### [Problem statement]
Output each line of the material exactly as it stands.
>> BEGIN Records supplied
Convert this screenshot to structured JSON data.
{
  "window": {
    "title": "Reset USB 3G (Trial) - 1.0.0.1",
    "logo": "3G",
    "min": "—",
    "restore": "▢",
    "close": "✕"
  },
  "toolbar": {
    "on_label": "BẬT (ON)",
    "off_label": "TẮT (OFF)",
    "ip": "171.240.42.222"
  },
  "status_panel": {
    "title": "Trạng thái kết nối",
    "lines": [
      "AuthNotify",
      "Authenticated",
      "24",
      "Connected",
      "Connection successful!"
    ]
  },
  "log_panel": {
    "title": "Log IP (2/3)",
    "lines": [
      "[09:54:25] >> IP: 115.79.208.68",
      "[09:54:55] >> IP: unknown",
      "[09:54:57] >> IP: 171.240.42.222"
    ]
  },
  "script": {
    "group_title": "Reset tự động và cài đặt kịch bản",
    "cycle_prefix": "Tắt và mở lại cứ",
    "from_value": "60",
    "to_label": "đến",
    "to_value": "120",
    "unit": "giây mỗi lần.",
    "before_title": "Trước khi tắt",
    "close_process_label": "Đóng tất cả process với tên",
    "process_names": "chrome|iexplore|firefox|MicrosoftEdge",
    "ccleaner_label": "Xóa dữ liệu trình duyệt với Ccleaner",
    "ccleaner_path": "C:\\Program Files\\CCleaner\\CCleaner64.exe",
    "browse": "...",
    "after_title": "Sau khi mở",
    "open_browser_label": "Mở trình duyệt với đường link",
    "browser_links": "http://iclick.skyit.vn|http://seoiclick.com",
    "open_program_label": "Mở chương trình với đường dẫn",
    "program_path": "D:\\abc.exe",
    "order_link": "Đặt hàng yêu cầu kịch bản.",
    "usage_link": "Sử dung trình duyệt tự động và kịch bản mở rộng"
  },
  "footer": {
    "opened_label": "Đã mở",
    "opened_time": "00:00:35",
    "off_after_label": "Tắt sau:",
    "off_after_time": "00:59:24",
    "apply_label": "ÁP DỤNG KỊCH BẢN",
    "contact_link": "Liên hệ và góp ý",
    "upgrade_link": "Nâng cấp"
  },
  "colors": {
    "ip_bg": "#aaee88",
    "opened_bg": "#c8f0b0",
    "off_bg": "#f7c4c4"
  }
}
>> END Records supplied
### [Written solution]
Convert this screenshot to structured JSON data.
{
  "window": {
    "title": "Reset USB 3G (Trial) - 1.0.0.1",
    "logo": "3G",
    "min": "—",
    "restore": "▢",
    "close": "✕"
  },
  "toolbar": {
    "on_label": "BẬT (ON)",
    "off_label": "TẮT (OFF)",
    "ip": "171.240.42.222"
  },
  "status_panel": {
    "title": "Trạng thái kết nối",
    "lines": [
      "AuthNotify",
      "Authenticated",
      "24",
      "Connected",
      "Connection successful!"
    ]
  },
  "log_panel": {
    "title": "Log IP (2/3)",
    "lines": [
      "[09:54:25] >> IP: 115.79.208.68",
      "[09:54:55] >> IP: unknown",
      "[09:54:57] >> IP: 171.240.42.222"
    ]
  },
  "script": {
    "group_title": "Reset tự động và cài đặt kịch bản",
    "cycle_prefix": "Tắt và mở lại cứ",
    "from_value": "60",
    "to_label": "đến",
    "to_value": "120",
    "unit": "giây mỗi lần.",
    "before_title": "Trước khi tắt",
    "close_process_label": "Đóng tất cả process với tên",
    "process_names": "chrome|iexplore|firefox|MicrosoftEdge",
    "ccleaner_label": "Xóa dữ liệu trình duyệt với Ccleaner",
    "ccleaner_path": "C:\\Program Files\\CCleaner\\CCleaner64.exe",
    "browse": "...",
    "after_title": "Sau khi mở",
    "open_browser_label": "Mở trình duyệt với đường link",
    "browser_links": "http://iclick.skyit.vn|http://seoiclick.com",
    "open_program_label": "Mở chương trình với đường dẫn",
    "program_path": "D:\\abc.exe",
    "order_link": "Đặt hàng yêu cầu kịch bản.",
    "usage_link": "Sử dung trình duyệt tự động và kịch bản mở rộng"
  },
  "footer": {
    "opened_label": "Đã mở",
    "opened_time": "00:00:35",
    "off_after_label": "Tắt sau:",
    "off_after_time": "00:59:24",
    "apply_label": "ÁP DỤNG KỊCH BẢN",
    "contact_link": "Liên hệ và góp ý",
    "upgrade_link": "Nâng cấp"
  },
  "colors": {
    "ip_bg": "#aaee88",
    "opened_bg": "#c8f0b0",
    "off_bg": "#f7c4c4"
  }
}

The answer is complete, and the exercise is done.